■ PROBLEM TO SOLVE
Copy each line holding the string "Fuel".

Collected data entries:
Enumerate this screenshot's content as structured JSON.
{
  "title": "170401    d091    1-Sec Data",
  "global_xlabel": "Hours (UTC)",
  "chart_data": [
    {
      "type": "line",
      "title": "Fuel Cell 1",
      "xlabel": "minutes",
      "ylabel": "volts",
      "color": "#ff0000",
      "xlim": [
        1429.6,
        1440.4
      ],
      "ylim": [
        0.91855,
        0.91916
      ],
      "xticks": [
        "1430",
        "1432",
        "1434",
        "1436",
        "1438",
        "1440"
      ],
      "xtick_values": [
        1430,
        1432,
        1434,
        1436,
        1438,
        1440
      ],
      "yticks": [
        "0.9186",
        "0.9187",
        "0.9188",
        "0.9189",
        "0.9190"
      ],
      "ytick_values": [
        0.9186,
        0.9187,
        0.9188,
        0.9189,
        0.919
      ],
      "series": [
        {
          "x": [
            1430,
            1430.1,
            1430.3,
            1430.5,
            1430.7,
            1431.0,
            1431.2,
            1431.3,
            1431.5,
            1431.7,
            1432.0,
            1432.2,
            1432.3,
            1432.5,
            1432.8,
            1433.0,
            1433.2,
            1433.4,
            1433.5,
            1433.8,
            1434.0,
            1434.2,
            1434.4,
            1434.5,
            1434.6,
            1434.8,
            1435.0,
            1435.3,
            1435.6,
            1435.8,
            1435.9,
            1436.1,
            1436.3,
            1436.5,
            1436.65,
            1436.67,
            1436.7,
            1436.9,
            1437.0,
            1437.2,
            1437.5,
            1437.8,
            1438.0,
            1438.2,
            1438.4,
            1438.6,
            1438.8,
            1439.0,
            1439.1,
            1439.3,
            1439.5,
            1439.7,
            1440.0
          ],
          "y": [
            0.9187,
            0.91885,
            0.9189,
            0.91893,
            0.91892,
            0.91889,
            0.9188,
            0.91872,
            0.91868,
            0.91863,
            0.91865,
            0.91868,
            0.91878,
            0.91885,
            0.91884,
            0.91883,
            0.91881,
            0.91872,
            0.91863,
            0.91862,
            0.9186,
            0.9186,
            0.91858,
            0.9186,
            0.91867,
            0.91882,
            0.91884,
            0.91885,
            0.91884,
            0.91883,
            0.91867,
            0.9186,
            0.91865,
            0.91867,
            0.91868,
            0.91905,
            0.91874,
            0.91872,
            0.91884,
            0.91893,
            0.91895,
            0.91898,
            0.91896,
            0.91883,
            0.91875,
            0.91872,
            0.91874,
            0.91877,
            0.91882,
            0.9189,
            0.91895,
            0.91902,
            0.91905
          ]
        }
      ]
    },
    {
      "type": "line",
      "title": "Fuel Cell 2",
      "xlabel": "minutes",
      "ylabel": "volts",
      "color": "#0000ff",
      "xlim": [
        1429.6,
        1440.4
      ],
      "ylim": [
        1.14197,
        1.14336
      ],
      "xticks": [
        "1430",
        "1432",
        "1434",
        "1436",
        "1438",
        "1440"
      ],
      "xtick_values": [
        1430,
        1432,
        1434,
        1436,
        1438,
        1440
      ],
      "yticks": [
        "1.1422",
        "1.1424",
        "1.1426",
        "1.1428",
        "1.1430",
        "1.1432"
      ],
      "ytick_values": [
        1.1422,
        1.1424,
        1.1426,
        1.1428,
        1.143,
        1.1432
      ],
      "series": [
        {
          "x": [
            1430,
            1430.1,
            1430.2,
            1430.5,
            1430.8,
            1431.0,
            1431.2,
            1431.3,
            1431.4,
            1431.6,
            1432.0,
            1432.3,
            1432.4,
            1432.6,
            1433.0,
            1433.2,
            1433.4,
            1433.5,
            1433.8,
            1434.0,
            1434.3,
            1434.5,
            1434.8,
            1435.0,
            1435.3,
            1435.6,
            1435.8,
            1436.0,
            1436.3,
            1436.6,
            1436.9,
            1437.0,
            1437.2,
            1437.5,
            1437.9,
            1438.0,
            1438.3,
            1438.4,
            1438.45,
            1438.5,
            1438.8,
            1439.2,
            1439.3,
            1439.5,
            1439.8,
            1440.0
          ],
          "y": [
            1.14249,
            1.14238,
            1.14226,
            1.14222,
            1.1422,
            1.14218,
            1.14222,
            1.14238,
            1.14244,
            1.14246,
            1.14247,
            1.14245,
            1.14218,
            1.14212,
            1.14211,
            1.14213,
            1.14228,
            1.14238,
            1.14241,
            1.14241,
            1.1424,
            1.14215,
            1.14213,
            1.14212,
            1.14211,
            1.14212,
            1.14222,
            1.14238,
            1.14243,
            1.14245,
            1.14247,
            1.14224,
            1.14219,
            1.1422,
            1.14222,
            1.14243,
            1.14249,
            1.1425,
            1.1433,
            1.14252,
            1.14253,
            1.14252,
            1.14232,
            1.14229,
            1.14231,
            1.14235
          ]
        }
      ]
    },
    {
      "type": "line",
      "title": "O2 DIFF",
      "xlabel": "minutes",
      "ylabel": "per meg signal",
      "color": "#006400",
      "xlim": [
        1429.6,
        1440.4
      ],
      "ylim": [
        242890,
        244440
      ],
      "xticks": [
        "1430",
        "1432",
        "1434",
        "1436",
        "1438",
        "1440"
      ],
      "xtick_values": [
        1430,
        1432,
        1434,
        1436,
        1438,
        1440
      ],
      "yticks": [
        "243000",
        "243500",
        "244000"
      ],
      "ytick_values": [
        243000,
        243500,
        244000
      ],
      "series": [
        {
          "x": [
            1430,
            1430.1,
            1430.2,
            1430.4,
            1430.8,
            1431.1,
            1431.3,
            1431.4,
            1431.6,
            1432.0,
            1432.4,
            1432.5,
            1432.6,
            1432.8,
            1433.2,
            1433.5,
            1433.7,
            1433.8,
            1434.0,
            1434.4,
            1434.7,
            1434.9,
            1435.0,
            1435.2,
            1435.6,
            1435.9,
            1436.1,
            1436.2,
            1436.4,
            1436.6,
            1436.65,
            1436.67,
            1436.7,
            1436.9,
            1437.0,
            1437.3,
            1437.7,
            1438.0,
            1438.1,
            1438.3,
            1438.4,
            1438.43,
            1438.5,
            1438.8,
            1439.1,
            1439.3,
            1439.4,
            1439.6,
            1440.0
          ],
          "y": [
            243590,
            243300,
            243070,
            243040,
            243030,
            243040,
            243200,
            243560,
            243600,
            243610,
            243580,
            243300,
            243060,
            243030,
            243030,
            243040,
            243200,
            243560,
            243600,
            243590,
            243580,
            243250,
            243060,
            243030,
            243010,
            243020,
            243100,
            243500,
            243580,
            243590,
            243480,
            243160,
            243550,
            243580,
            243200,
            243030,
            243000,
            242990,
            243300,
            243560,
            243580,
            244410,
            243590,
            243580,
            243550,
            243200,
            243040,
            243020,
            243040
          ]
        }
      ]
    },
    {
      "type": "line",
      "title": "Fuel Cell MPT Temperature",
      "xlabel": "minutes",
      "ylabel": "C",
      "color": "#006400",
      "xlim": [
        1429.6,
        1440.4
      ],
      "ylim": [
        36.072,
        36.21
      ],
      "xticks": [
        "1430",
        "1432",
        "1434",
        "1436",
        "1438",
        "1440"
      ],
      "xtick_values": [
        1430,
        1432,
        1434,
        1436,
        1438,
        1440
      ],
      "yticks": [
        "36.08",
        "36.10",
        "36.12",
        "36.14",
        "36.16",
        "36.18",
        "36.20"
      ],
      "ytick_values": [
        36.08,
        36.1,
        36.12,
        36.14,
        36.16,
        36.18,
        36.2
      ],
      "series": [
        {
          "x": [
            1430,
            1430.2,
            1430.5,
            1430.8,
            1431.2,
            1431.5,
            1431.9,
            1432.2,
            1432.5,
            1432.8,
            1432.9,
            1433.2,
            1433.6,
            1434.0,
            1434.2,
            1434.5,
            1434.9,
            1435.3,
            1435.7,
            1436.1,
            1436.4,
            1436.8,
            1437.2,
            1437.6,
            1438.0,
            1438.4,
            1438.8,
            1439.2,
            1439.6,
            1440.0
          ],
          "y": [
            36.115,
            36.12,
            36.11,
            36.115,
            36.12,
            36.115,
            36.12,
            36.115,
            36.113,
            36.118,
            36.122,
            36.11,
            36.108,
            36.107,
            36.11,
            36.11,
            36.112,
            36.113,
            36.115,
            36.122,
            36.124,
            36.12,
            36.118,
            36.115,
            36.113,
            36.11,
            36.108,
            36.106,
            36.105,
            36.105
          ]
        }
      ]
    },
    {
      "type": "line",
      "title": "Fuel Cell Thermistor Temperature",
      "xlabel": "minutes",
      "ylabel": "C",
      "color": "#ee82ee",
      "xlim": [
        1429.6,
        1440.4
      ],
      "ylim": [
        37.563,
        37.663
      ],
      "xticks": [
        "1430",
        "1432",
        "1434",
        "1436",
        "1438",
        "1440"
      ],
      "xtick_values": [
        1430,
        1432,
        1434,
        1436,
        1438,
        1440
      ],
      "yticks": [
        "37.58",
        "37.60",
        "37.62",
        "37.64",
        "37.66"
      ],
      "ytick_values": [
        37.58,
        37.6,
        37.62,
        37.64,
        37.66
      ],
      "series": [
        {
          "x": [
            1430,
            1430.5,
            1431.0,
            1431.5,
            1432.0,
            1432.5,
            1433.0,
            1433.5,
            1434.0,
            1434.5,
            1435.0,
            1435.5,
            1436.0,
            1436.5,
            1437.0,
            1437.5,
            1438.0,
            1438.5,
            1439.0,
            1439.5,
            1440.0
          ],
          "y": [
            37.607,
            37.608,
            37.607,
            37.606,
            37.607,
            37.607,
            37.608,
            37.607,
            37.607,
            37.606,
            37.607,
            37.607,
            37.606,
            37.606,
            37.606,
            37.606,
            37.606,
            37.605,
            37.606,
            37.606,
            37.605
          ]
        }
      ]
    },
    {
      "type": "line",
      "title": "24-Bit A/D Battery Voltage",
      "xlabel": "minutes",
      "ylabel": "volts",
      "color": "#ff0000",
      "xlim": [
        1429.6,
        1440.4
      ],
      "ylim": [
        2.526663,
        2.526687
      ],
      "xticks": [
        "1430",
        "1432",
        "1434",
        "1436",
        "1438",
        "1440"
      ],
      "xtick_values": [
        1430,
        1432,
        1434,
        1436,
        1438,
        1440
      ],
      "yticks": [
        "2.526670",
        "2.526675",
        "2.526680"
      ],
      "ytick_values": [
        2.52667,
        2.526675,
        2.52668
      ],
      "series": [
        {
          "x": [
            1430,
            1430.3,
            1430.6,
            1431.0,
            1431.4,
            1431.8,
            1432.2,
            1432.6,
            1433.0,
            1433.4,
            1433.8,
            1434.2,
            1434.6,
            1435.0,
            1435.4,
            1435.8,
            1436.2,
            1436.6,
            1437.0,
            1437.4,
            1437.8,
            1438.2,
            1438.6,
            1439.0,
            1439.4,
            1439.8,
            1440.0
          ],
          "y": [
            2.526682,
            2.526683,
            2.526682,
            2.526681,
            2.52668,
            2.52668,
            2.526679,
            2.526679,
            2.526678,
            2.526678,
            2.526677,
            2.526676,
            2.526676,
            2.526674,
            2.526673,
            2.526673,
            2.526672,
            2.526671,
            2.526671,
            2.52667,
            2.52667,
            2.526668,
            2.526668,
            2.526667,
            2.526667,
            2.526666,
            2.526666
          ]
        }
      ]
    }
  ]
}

■ FINISHED ANSWER
      "title": "Fuel Cell 1",
      "title": "Fuel Cell 2",
      "title": "Fuel Cell MPT Temperature",
      "title": "Fuel Cell Thermistor Temperature",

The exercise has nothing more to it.